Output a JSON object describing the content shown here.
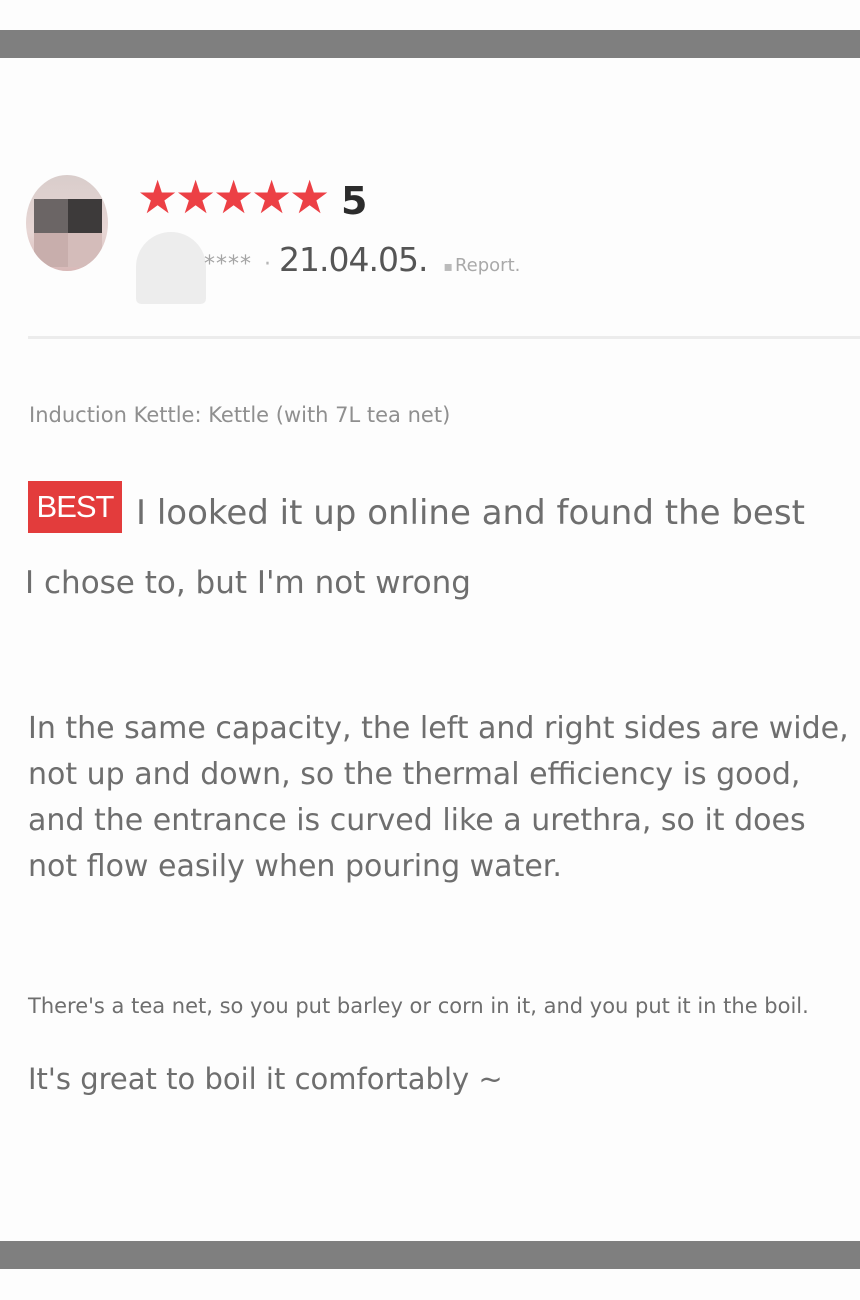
{
  "review": {
    "rating": "5",
    "stars": [
      "★",
      "★",
      "★",
      "★",
      "★"
    ],
    "user_masked": "****",
    "separator": "·",
    "date": "21.04.05.",
    "report_bullet": "▪",
    "report_label": "Report.",
    "option": "Induction Kettle: Kettle (with 7L tea net)",
    "badge": "BEST",
    "line_1": "I looked it up online and found the best",
    "line_2": "I chose to, but I'm not wrong",
    "paragraph": [
      "In the same capacity, the left and right sides are wide,",
      "not up and down, so the thermal efficiency is good,",
      "and the entrance is curved like a urethra, so it does",
      "not flow easily when pouring water."
    ],
    "small_line": "There's a tea net, so you put barley or corn in it, and you put it in the boil.",
    "last_line": "It's great to boil it comfortably ~"
  },
  "colors": {
    "star": "#ec4045",
    "badge_bg": "#e33c3c",
    "frame_bar": "#7f7f7f",
    "text": "#6e6e6e"
  },
  "icons": {
    "star": "star-icon",
    "avatar": "blurred-avatar"
  }
}
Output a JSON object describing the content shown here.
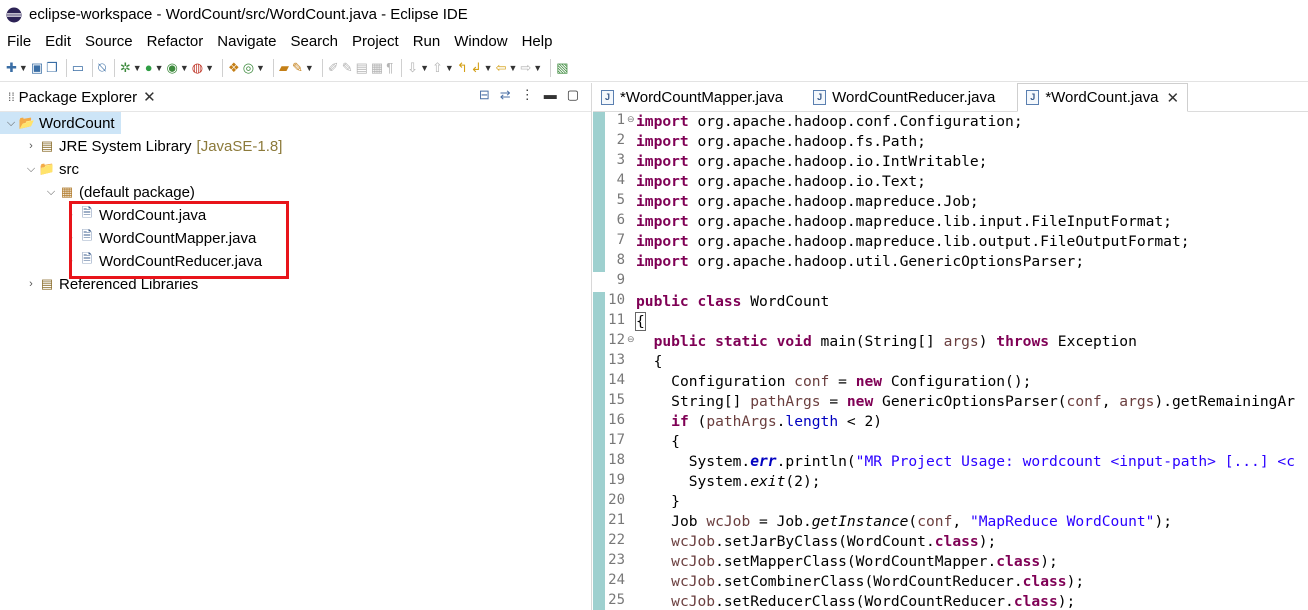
{
  "window": {
    "title": "eclipse-workspace - WordCount/src/WordCount.java - Eclipse IDE"
  },
  "menu": [
    "File",
    "Edit",
    "Source",
    "Refactor",
    "Navigate",
    "Search",
    "Project",
    "Run",
    "Window",
    "Help"
  ],
  "package_explorer": {
    "title": "Package Explorer",
    "project": "WordCount",
    "jre": "JRE System Library",
    "jre_decoration": "[JavaSE-1.8]",
    "src": "src",
    "package": "(default package)",
    "files": [
      "WordCount.java",
      "WordCountMapper.java",
      "WordCountReducer.java"
    ],
    "referenced": "Referenced Libraries"
  },
  "editor": {
    "tabs": [
      "*WordCountMapper.java",
      "WordCountReducer.java",
      "*WordCount.java"
    ],
    "line_numbers": [
      "1",
      "2",
      "3",
      "4",
      "5",
      "6",
      "7",
      "8",
      "9",
      "10",
      "11",
      "12",
      "13",
      "14",
      "15",
      "16",
      "17",
      "18",
      "19",
      "20",
      "21",
      "22",
      "23",
      "24",
      "25"
    ],
    "imports": [
      "org.apache.hadoop.conf.Configuration;",
      "org.apache.hadoop.fs.Path;",
      "org.apache.hadoop.io.IntWritable;",
      "org.apache.hadoop.io.Text;",
      "org.apache.hadoop.mapreduce.Job;",
      "org.apache.hadoop.mapreduce.lib.input.FileInputFormat;",
      "org.apache.hadoop.mapreduce.lib.output.FileOutputFormat;",
      "org.apache.hadoop.util.GenericOptionsParser;"
    ],
    "kw_import": "import",
    "kw_public": "public",
    "kw_class": "class",
    "kw_static": "static",
    "kw_void": "void",
    "kw_throws": "throws",
    "kw_new": "new",
    "kw_if": "if",
    "class_name": " WordCount",
    "brace_open": "{",
    "brace_close": "}",
    "main_sig": " main(String[] ",
    "args": "args",
    "main_close": ") ",
    "exception": " Exception",
    "l14_a": "Configuration ",
    "conf": "conf",
    "l14_b": " = ",
    "l14_c": " Configuration();",
    "l15_a": "String[] ",
    "pathArgs": "pathArgs",
    "l15_c": " GenericOptionsParser(",
    "l15_d": ", ",
    "l15_e": ").getRemainingAr",
    "l16_a": " (",
    "length": "length",
    "l16_b": " < 2)",
    "sys": "System.",
    "err": "err",
    "println": ".println(",
    "usage_str": "\"MR Project Usage: wordcount <input-path> [...] <c",
    "exit": "exit",
    "exit_arg": "(2);",
    "l21_a": "Job ",
    "wcJob": "wcJob",
    "l21_b": " = Job.",
    "getInstance": "getInstance",
    "l21_c": "(",
    "l21_d": ", ",
    "mr_str": "\"MapReduce WordCount\"",
    "l21_e": ");",
    "l22": ".setJarByClass(WordCount.",
    "l23": ".setMapperClass(WordCountMapper.",
    "l24": ".setCombinerClass(WordCountReducer.",
    "l25": ".setReducerClass(WordCountReducer.",
    "cls_end": ");"
  }
}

====

(Stated task)
Output the records above exactly; leave out the pictures.

(Reply to the exercise)
Output a JSON object describing the content shown here.
{
  "review": {
    "rating": "5",
    "stars": [
      "★",
      "★",
      "★",
      "★",
      "★"
    ],
    "user_masked": "****",
    "separator": "·",
    "date": "21.04.05.",
    "report_bullet": "▪",
    "report_label": "Report.",
    "option": "Induction Kettle: Kettle (with 7L tea net)",
    "badge": "BEST",
    "line_1": "I looked it up online and found the best",
    "line_2": "I chose to, but I'm not wrong",
    "paragraph": [
      "In the same capacity, the left and right sides are wide,",
      "not up and down, so the thermal efficiency is good,",
      "and the entrance is curved like a urethra, so it does",
      "not flow easily when pouring water."
    ],
    "small_line": "There's a tea net, so you put barley or corn in it, and you put it in the boil.",
    "last_line": "It's great to boil it comfortably ~"
  },
  "colors": {
    "star": "#ec4045",
    "badge_bg": "#e33c3c",
    "frame_bar": "#7f7f7f",
    "text": "#6e6e6e"
  },
  "icons": {
    "star": "star-icon",
    "avatar": "blurred-avatar"
  }
}
Output a JSON object describing the content shown here.
{
  "window": {
    "title": "eclipse-workspace - WordCount/src/WordCount.java - Eclipse IDE"
  },
  "menu": [
    "File",
    "Edit",
    "Source",
    "Refactor",
    "Navigate",
    "Search",
    "Project",
    "Run",
    "Window",
    "Help"
  ],
  "package_explorer": {
    "title": "Package Explorer",
    "project": "WordCount",
    "jre": "JRE System Library",
    "jre_decoration": "[JavaSE-1.8]",
    "src": "src",
    "package": "(default package)",
    "files": [
      "WordCount.java",
      "WordCountMapper.java",
      "WordCountReducer.java"
    ],
    "referenced": "Referenced Libraries"
  },
  "editor": {
    "tabs": [
      "*WordCountMapper.java",
      "WordCountReducer.java",
      "*WordCount.java"
    ],
    "line_numbers": [
      "1",
      "2",
      "3",
      "4",
      "5",
      "6",
      "7",
      "8",
      "9",
      "10",
      "11",
      "12",
      "13",
      "14",
      "15",
      "16",
      "17",
      "18",
      "19",
      "20",
      "21",
      "22",
      "23",
      "24",
      "25"
    ],
    "imports": [
      "org.apache.hadoop.conf.Configuration;",
      "org.apache.hadoop.fs.Path;",
      "org.apache.hadoop.io.IntWritable;",
      "org.apache.hadoop.io.Text;",
      "org.apache.hadoop.mapreduce.Job;",
      "org.apache.hadoop.mapreduce.lib.input.FileInputFormat;",
      "org.apache.hadoop.mapreduce.lib.output.FileOutputFormat;",
      "org.apache.hadoop.util.GenericOptionsParser;"
    ],
    "kw_import": "import",
    "kw_public": "public",
    "kw_class": "class",
    "kw_static": "static",
    "kw_void": "void",
    "kw_throws": "throws",
    "kw_new": "new",
    "kw_if": "if",
    "class_name": " WordCount",
    "brace_open": "{",
    "brace_close": "}",
    "main_sig": " main(String[] ",
    "args": "args",
    "main_close": ") ",
    "exception": " Exception",
    "l14_a": "Configuration ",
    "conf": "conf",
    "l14_b": " = ",
    "l14_c": " Configuration();",
    "l15_a": "String[] ",
    "pathArgs": "pathArgs",
    "l15_c": " GenericOptionsParser(",
    "l15_d": ", ",
    "l15_e": ").getRemainingAr",
    "l16_a": " (",
    "length": "length",
    "l16_b": " < 2)",
    "sys": "System.",
    "err": "err",
    "println": ".println(",
    "usage_str": "\"MR Project Usage: wordcount <input-path> [...] <c",
    "exit": "exit",
    "exit_arg": "(2);",
    "l21_a": "Job ",
    "wcJob": "wcJob",
    "l21_b": " = Job.",
    "getInstance": "getInstance",
    "l21_c": "(",
    "l21_d": ", ",
    "mr_str": "\"MapReduce WordCount\"",
    "l21_e": ");",
    "l22": ".setJarByClass(WordCount.",
    "l23": ".setMapperClass(WordCountMapper.",
    "l24": ".setCombinerClass(WordCountReducer.",
    "l25": ".setReducerClass(WordCountReducer.",
    "cls_end": ");"
  }
}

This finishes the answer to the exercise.